--- START Material for this exercise ---
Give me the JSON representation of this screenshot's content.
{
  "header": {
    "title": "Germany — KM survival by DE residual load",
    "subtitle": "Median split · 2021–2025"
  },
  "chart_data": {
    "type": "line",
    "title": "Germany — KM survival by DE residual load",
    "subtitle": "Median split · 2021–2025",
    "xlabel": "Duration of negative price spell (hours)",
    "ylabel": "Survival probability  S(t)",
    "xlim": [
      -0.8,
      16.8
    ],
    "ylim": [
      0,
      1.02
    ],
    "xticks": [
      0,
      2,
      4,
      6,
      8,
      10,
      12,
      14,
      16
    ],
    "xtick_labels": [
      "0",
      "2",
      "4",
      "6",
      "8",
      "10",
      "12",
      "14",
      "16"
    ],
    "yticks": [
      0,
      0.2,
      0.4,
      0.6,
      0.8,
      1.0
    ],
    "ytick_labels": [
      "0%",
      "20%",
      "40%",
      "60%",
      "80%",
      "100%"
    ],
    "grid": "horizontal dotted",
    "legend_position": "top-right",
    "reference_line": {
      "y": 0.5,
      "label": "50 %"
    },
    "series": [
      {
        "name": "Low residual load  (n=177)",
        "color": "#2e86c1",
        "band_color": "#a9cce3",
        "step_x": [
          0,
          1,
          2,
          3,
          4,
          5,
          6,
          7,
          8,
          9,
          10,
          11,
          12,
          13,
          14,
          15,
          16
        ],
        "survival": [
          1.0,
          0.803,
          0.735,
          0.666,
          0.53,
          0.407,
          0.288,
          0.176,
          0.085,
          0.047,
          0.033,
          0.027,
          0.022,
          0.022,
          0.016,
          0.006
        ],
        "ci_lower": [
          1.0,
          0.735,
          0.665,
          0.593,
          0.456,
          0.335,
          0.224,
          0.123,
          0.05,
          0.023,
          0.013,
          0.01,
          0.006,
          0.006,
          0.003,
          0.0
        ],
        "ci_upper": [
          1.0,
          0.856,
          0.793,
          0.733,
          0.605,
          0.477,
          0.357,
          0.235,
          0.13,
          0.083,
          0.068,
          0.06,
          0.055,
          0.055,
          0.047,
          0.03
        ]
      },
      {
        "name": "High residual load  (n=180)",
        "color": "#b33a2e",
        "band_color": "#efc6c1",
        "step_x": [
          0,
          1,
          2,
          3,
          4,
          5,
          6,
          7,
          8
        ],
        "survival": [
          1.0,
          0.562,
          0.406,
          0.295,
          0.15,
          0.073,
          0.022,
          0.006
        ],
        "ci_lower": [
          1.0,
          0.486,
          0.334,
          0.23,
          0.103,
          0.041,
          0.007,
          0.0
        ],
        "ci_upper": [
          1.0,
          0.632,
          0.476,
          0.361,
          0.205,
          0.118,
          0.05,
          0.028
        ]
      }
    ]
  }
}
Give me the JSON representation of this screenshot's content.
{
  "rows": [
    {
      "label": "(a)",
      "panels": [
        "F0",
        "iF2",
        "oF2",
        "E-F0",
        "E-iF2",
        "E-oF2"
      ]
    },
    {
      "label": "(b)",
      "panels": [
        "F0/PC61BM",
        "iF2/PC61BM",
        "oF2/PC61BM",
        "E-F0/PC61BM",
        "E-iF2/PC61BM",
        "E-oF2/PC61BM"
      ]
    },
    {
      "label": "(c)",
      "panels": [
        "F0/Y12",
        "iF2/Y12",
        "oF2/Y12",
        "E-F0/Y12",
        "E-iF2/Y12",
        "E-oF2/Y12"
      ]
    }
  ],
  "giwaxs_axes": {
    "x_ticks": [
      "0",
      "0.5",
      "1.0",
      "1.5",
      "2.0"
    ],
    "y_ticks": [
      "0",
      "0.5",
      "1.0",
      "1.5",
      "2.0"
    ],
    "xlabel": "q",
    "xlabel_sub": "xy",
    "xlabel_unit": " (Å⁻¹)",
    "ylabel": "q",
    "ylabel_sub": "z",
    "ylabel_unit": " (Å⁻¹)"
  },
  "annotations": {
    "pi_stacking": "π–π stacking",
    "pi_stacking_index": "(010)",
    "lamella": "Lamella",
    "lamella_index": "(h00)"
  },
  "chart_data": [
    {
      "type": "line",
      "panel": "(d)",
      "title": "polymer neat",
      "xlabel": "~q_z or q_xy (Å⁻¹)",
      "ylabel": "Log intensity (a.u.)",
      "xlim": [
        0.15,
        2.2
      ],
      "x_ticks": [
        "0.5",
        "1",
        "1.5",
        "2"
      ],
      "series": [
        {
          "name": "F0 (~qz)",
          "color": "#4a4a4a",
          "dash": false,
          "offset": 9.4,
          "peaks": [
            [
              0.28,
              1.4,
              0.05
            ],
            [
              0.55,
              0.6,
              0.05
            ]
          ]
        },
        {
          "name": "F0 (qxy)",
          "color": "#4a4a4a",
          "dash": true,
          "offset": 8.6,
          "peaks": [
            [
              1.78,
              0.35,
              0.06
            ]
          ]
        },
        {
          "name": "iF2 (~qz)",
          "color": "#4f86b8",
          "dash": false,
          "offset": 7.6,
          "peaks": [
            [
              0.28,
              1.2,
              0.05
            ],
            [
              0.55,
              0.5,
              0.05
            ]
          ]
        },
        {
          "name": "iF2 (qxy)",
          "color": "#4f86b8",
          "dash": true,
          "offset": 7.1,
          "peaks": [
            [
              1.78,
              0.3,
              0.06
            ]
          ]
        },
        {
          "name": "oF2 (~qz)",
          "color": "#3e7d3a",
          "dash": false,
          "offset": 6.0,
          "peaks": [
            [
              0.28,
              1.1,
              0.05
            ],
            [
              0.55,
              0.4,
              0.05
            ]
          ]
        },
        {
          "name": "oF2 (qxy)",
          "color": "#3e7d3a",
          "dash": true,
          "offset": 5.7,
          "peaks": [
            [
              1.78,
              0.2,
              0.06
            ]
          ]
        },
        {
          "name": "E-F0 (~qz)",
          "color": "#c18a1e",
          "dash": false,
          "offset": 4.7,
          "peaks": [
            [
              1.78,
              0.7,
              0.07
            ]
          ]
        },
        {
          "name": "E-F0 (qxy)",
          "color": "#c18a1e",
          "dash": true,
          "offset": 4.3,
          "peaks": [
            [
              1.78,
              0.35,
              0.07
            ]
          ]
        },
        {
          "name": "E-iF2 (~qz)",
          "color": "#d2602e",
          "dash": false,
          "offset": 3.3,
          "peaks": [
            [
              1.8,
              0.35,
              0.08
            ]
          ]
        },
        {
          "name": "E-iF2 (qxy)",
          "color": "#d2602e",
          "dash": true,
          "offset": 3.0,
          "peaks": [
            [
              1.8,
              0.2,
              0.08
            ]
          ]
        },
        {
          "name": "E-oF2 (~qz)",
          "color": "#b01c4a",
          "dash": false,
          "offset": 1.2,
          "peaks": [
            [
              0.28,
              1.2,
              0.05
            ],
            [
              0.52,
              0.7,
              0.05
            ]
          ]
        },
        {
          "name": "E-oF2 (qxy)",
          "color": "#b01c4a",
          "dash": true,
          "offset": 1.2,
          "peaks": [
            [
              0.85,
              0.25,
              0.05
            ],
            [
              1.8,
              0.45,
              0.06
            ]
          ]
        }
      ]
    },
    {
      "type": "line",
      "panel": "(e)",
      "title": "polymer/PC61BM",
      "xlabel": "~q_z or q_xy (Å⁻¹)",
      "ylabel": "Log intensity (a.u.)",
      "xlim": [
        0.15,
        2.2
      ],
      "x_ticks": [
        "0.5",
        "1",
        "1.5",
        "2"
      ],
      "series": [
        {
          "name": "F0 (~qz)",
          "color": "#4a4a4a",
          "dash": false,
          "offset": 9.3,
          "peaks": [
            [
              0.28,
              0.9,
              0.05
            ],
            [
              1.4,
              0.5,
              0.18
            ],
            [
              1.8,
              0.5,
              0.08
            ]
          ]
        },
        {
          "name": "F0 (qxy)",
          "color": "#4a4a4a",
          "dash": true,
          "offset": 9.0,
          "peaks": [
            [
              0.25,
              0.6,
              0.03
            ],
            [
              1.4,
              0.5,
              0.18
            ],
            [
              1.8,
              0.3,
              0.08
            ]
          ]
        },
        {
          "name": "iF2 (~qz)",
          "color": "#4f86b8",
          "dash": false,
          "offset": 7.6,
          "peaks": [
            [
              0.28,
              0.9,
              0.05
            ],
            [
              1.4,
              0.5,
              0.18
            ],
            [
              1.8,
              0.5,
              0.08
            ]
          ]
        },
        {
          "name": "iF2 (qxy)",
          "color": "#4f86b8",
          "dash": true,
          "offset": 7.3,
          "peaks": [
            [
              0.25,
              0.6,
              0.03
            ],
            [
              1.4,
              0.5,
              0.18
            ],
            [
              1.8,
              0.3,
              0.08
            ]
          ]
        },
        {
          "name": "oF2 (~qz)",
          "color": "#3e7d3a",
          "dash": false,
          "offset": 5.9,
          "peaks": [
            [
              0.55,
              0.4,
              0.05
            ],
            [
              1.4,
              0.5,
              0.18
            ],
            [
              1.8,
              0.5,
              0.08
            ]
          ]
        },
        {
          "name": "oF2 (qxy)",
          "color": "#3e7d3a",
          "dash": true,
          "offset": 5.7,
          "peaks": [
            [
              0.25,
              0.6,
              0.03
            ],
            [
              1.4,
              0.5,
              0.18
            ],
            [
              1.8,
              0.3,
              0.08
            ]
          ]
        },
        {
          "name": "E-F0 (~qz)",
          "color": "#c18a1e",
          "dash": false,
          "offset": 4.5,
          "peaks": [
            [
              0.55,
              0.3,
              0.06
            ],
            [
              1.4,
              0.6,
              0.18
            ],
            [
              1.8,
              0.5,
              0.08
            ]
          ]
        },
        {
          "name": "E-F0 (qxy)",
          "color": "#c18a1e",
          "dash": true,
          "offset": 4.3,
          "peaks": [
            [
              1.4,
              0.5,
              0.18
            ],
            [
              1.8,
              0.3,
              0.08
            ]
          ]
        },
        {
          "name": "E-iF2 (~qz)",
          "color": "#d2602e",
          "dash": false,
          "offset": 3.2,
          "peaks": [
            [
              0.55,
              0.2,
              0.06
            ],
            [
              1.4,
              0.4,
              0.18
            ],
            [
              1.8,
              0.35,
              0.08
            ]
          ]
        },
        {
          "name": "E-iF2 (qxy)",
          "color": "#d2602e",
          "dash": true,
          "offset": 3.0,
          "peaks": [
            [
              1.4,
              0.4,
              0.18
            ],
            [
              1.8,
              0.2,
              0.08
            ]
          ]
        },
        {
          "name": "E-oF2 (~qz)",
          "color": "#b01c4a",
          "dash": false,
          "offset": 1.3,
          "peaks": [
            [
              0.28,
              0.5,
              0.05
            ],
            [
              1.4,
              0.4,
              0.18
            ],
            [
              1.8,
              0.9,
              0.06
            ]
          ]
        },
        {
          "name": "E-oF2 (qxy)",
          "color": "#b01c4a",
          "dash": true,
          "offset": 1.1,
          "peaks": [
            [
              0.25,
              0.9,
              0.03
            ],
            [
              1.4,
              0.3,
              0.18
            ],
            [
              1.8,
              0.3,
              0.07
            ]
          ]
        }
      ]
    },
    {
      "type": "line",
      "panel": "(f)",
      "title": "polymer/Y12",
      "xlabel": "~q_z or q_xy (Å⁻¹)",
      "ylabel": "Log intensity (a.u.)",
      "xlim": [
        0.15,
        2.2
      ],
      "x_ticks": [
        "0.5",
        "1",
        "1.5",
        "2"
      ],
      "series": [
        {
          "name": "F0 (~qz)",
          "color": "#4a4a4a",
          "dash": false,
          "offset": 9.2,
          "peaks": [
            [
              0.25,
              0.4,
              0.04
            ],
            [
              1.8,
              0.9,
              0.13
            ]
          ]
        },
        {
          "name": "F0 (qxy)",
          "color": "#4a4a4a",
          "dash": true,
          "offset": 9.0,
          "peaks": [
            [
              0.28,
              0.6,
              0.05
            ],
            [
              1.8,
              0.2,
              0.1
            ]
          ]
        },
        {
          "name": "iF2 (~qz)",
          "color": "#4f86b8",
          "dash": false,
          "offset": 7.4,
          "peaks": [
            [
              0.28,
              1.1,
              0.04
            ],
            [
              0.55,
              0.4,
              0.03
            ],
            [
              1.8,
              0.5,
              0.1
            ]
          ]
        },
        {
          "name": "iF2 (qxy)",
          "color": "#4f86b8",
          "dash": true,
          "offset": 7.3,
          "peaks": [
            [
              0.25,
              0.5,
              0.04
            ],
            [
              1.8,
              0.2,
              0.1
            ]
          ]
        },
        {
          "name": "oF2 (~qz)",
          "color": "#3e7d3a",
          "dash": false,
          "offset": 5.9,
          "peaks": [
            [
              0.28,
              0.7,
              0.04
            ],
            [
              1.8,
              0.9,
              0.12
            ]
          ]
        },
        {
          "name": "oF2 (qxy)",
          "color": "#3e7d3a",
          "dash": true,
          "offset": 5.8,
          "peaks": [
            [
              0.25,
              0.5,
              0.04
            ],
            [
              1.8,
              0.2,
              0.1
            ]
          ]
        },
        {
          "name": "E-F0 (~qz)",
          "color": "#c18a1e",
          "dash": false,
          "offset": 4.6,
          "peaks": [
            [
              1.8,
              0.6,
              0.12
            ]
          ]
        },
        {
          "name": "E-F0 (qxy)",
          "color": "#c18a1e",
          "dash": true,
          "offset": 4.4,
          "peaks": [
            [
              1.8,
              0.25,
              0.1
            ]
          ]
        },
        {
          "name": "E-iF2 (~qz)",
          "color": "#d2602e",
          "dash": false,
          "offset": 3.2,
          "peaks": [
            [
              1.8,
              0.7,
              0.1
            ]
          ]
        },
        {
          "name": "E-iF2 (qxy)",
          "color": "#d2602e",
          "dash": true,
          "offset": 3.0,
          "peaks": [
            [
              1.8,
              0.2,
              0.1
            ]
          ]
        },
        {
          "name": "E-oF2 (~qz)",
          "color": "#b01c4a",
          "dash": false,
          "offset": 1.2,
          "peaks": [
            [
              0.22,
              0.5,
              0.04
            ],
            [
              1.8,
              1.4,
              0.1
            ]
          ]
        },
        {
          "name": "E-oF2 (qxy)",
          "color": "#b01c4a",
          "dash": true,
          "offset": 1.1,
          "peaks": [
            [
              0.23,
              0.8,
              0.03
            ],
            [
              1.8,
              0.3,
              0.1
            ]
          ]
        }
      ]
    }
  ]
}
--- END Material for this exercise ---
• [Goal] Give a single number: the count of lines above that include the word "polymer".

• [Task solution] 3